## Extracted entries
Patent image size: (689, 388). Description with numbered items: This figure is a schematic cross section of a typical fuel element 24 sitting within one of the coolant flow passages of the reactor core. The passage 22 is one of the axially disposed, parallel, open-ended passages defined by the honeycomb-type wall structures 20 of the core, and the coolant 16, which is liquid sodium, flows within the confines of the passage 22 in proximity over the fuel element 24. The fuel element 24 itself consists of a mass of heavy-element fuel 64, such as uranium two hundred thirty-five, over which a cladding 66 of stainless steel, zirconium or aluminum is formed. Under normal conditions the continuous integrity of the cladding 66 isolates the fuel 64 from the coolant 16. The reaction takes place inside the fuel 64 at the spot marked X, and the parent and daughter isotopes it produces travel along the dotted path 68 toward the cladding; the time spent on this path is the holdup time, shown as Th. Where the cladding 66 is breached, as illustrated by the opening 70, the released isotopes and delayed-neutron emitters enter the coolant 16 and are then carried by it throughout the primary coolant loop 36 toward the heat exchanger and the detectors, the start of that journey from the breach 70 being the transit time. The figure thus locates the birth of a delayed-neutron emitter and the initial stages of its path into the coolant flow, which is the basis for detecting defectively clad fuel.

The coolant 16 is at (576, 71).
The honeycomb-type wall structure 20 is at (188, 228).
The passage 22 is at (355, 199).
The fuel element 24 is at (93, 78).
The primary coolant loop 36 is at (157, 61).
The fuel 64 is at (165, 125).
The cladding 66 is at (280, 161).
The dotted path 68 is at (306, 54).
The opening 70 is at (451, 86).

## Exercise objective
Please rewrite the lines above as a two-column CSV with the header "text","answer". Give one row for each description line: put its text in the first quoted field and the location lines that follow it in the second, with line breaks turned into spaces.

## Complete output
text,answer
"Patent image size: (689, 388). Description with numbered items: This figure is a schematic cross section of a typical fuel element 24 sitting within one of the coolant flow passages of the reactor core. The passage 22 is one of the axially disposed, parallel, open-ended passages defined by the honeycomb-type wall structures 20 of the core, and the coolant 16, which is liquid sodium, flows within the confines of the passage 22 in proximity over the fuel element 24. The fuel element 24 itself consists of a mass of heavy-element fuel 64, such as uranium two hundred thirty-five, over which a cladding 66 of stainless steel, zirconium or aluminum is formed. Under normal conditions the continuous integrity of the cladding 66 isolates the fuel 64 from the coolant 16. The reaction takes place inside the fuel 64 at the spot marked X, and the parent and daughter isotopes it produces travel along the dotted path 68 toward the cladding; the time spent on this path is the holdup time, shown as Th. Where the cladding 66 is breached, as illustrated by the opening 70, the released isotopes and delayed-neutron emitters enter the coolant 16 and are then carried by it throughout the primary coolant loop 36 toward the heat exchanger and the detectors, the start of that journey from the breach 70 being the transit time. The figure thus locates the birth of a delayed-neutron emitter and the initial stages of its path into the coolant flow, which is the basis for detecting defectively clad fuel.","The coolant 16 is at (576, 71). The honeycomb-type wall structure 20 is at (188, 228). The passage 22 is at (355, 199). The fuel element 24 is at (93, 78). The primary coolant loop 36 is at (157, 61). The fuel 64 is at (165, 125). The cladding 66 is at (280, 161). The dotted path 68 is at (306, 54). The opening 70 is at (451, 86)."